#### DATASET EXTRACT
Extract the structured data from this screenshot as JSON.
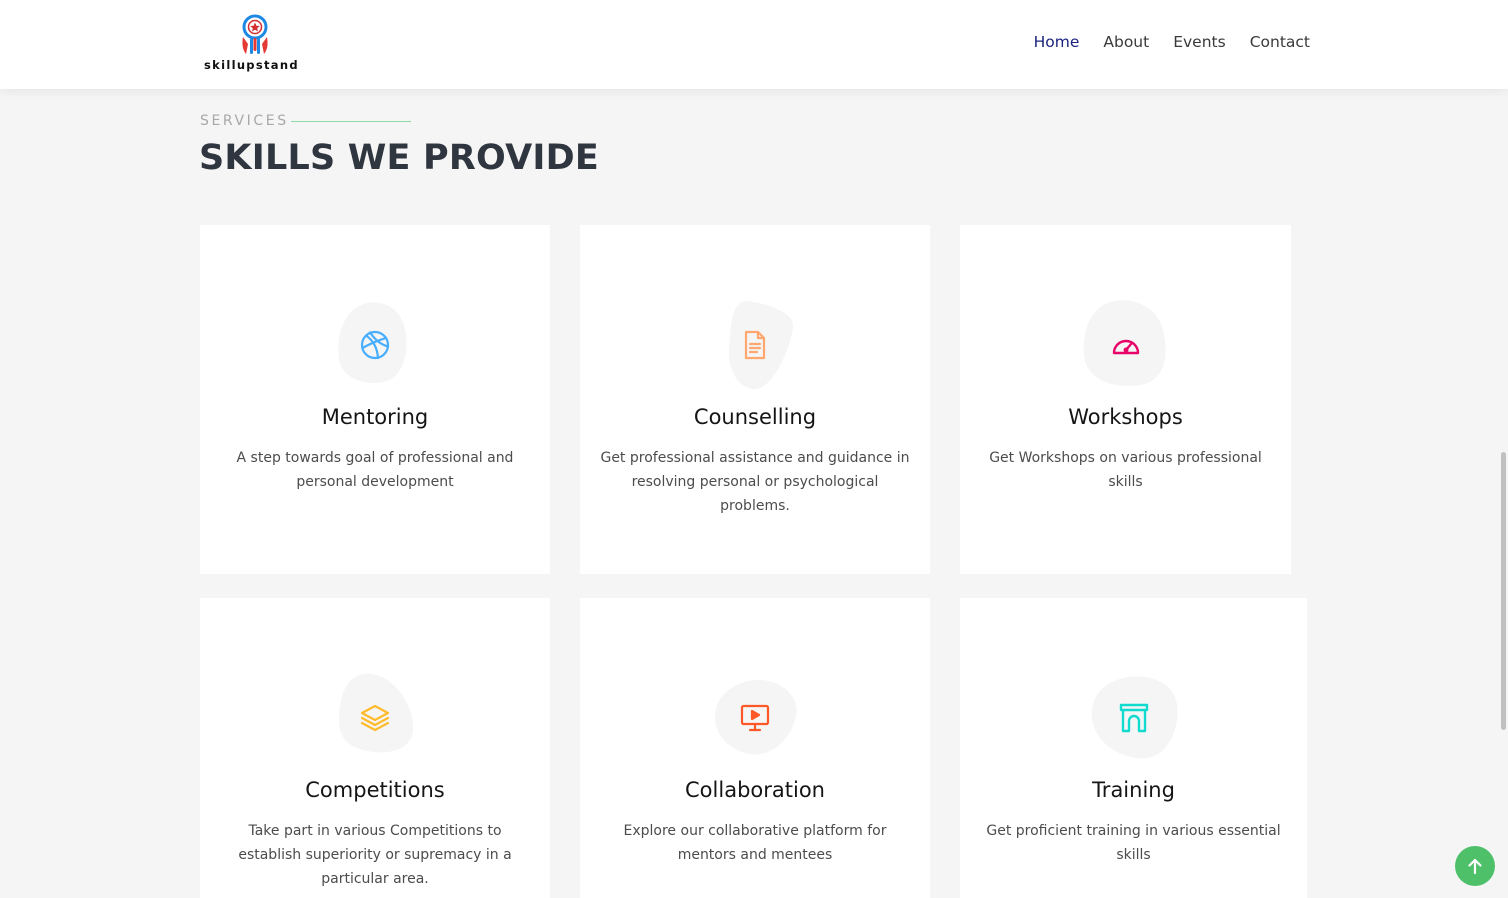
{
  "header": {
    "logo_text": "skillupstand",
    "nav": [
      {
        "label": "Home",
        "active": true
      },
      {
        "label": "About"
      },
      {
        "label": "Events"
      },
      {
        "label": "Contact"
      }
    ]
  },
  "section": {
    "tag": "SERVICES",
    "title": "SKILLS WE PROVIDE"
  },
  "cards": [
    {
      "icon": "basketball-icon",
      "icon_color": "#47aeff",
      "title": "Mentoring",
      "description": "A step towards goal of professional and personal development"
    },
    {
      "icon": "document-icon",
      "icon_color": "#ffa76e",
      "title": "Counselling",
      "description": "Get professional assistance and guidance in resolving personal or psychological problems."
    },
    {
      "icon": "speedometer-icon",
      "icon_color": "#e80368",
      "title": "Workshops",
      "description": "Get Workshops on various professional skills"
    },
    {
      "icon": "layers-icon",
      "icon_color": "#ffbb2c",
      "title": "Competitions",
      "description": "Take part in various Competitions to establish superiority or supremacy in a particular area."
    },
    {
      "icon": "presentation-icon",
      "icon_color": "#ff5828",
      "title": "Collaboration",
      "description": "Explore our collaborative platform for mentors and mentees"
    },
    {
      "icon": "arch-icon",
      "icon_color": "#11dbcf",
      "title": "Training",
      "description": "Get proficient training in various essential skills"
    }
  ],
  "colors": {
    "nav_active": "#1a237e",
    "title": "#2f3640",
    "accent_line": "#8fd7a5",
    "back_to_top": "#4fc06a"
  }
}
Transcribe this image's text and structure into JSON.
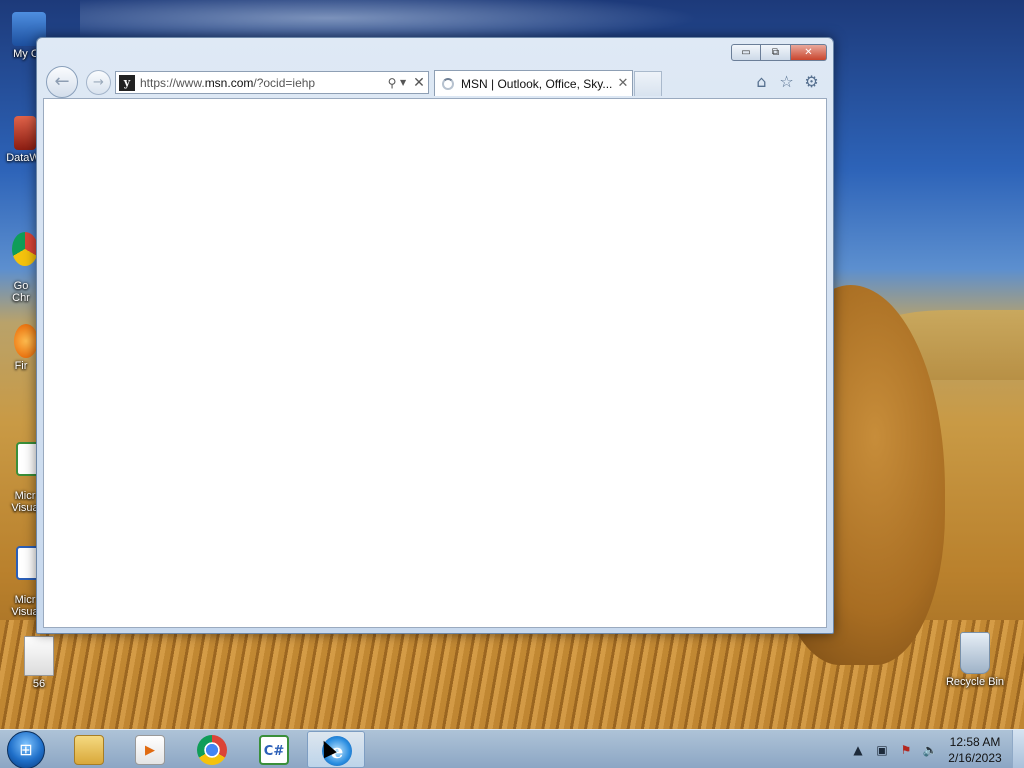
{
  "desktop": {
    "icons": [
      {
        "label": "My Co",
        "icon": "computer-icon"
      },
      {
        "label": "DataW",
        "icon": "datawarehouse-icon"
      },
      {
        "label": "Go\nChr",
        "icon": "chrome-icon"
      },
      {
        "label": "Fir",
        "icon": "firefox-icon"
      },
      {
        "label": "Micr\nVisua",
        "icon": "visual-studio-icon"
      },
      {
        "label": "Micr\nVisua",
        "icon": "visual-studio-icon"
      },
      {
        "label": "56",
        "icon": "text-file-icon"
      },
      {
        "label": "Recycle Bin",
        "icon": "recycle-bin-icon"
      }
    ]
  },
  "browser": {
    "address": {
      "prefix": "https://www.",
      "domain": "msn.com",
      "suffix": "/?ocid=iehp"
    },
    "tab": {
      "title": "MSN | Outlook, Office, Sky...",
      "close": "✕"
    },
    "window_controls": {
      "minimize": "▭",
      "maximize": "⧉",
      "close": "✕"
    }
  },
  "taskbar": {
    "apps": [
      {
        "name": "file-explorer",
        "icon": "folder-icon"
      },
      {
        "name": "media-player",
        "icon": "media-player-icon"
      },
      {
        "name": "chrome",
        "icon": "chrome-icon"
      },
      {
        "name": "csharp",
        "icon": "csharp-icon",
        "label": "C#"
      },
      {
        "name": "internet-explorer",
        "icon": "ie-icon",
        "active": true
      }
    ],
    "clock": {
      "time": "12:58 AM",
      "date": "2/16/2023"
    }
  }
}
########
# EXERCISE OBJECTIVE
Retype each line of the listing above word for word. Exclude the pictures.

# CORRECT RESULT
Extract the structured data from this screenshot as JSON.
{
  "header": {
    "logo_text": "skillupstand",
    "nav": [
      {
        "label": "Home",
        "active": true
      },
      {
        "label": "About"
      },
      {
        "label": "Events"
      },
      {
        "label": "Contact"
      }
    ]
  },
  "section": {
    "tag": "SERVICES",
    "title": "SKILLS WE PROVIDE"
  },
  "cards": [
    {
      "icon": "basketball-icon",
      "icon_color": "#47aeff",
      "title": "Mentoring",
      "description": "A step towards goal of professional and personal development"
    },
    {
      "icon": "document-icon",
      "icon_color": "#ffa76e",
      "title": "Counselling",
      "description": "Get professional assistance and guidance in resolving personal or psychological problems."
    },
    {
      "icon": "speedometer-icon",
      "icon_color": "#e80368",
      "title": "Workshops",
      "description": "Get Workshops on various professional skills"
    },
    {
      "icon": "layers-icon",
      "icon_color": "#ffbb2c",
      "title": "Competitions",
      "description": "Take part in various Competitions to establish superiority or supremacy in a particular area."
    },
    {
      "icon": "presentation-icon",
      "icon_color": "#ff5828",
      "title": "Collaboration",
      "description": "Explore our collaborative platform for mentors and mentees"
    },
    {
      "icon": "arch-icon",
      "icon_color": "#11dbcf",
      "title": "Training",
      "description": "Get proficient training in various essential skills"
    }
  ],
  "colors": {
    "nav_active": "#1a237e",
    "title": "#2f3640",
    "accent_line": "#8fd7a5",
    "back_to_top": "#4fc06a"
  }
}
Transcribe this image's text and structure into JSON.
{
  "desktop": {
    "icons": [
      {
        "label": "My Co",
        "icon": "computer-icon"
      },
      {
        "label": "DataW",
        "icon": "datawarehouse-icon"
      },
      {
        "label": "Go\nChr",
        "icon": "chrome-icon"
      },
      {
        "label": "Fir",
        "icon": "firefox-icon"
      },
      {
        "label": "Micr\nVisua",
        "icon": "visual-studio-icon"
      },
      {
        "label": "Micr\nVisua",
        "icon": "visual-studio-icon"
      },
      {
        "label": "56",
        "icon": "text-file-icon"
      },
      {
        "label": "Recycle Bin",
        "icon": "recycle-bin-icon"
      }
    ]
  },
  "browser": {
    "address": {
      "prefix": "https://www.",
      "domain": "msn.com",
      "suffix": "/?ocid=iehp"
    },
    "tab": {
      "title": "MSN | Outlook, Office, Sky...",
      "close": "✕"
    },
    "window_controls": {
      "minimize": "▭",
      "maximize": "⧉",
      "close": "✕"
    }
  },
  "taskbar": {
    "apps": [
      {
        "name": "file-explorer",
        "icon": "folder-icon"
      },
      {
        "name": "media-player",
        "icon": "media-player-icon"
      },
      {
        "name": "chrome",
        "icon": "chrome-icon"
      },
      {
        "name": "csharp",
        "icon": "csharp-icon",
        "label": "C#"
      },
      {
        "name": "internet-explorer",
        "icon": "ie-icon",
        "active": true
      }
    ],
    "clock": {
      "time": "12:58 AM",
      "date": "2/16/2023"
    }
  }
}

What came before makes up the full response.